_Text provided_
>>>>>
Question 624493: The hypotenuse of a right triangle is 5 inches. if one leg is 2 inches, find the degree measure of each angle
Answer by Theo(13342)   (Show Source):
You can put this solution on YOUR website! hypotenuse is 5 inches.
1 leg is 2 inches.
from the pythagorean formulla, a^s + b^2 = c^2 here a and b are legs and c is the hypotenuse.
you get:
2^2 + b^2 = 5^2 which simplifies to":
4 + b^2 = 25
solve for b^2 to get:
b^2 = 25 - 4 = 21
b equals sqrt(21)
your triangle has legs of 2 and sqrt(21) and a hypotenuse of 5 where:
a = 2
b = sqrt(21)
c = 5
angle A is opposite side a
angle B is opposite side b
angle C is opposite side c
angle C is equal to 90 degrees.
<<<<<
_Data for analysis_
>>>>>
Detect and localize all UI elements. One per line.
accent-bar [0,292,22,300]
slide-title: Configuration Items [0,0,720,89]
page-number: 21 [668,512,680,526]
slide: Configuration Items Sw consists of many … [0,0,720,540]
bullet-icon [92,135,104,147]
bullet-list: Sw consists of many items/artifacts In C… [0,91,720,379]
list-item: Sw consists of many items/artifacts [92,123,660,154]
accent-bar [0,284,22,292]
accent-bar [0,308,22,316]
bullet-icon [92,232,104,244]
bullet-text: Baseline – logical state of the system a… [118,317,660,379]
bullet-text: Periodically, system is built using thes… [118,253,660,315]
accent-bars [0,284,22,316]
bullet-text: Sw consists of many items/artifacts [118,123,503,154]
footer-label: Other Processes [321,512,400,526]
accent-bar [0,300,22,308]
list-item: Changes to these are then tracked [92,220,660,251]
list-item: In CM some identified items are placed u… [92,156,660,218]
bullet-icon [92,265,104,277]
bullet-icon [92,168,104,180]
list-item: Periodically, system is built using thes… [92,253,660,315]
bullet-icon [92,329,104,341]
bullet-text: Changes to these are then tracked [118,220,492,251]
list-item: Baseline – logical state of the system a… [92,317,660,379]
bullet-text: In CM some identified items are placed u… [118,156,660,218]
<<<<<
_Tasks and exercises_
#1 In the right triangle solution, what length does the other leg come out to?
#2 Sum up the right triangle solution in two sentences.
#3 Write out the right triangle solution word for word, from "from the pythagorean" to "b = sqrt(21)".

_Results by task_
#1 sqrt(21)

#2 For a right triangle with a 5-inch hypotenuse and a 2-inch leg, the solution uses the Pythagorean formula to find the other leg, which equals sqrt(21). It then labels the sides a = 2, b = sqrt(21) and c = 5, names each angle as opposite its matching side, and states that angle C is 90 degrees.

#3
from the pythagorean formulla, a^s + b^2 = c^2 here a and b are legs and c is the hypotenuse.
you get:
2^2 + b^2 = 5^2 which simplifies to":
4 + b^2 = 25
solve for b^2 to get:
b^2 = 25 - 4 = 21
b equals sqrt(21)
your triangle has legs of 2 and sqrt(21) and a hypotenuse of 5 where:
a = 2
b = sqrt(21)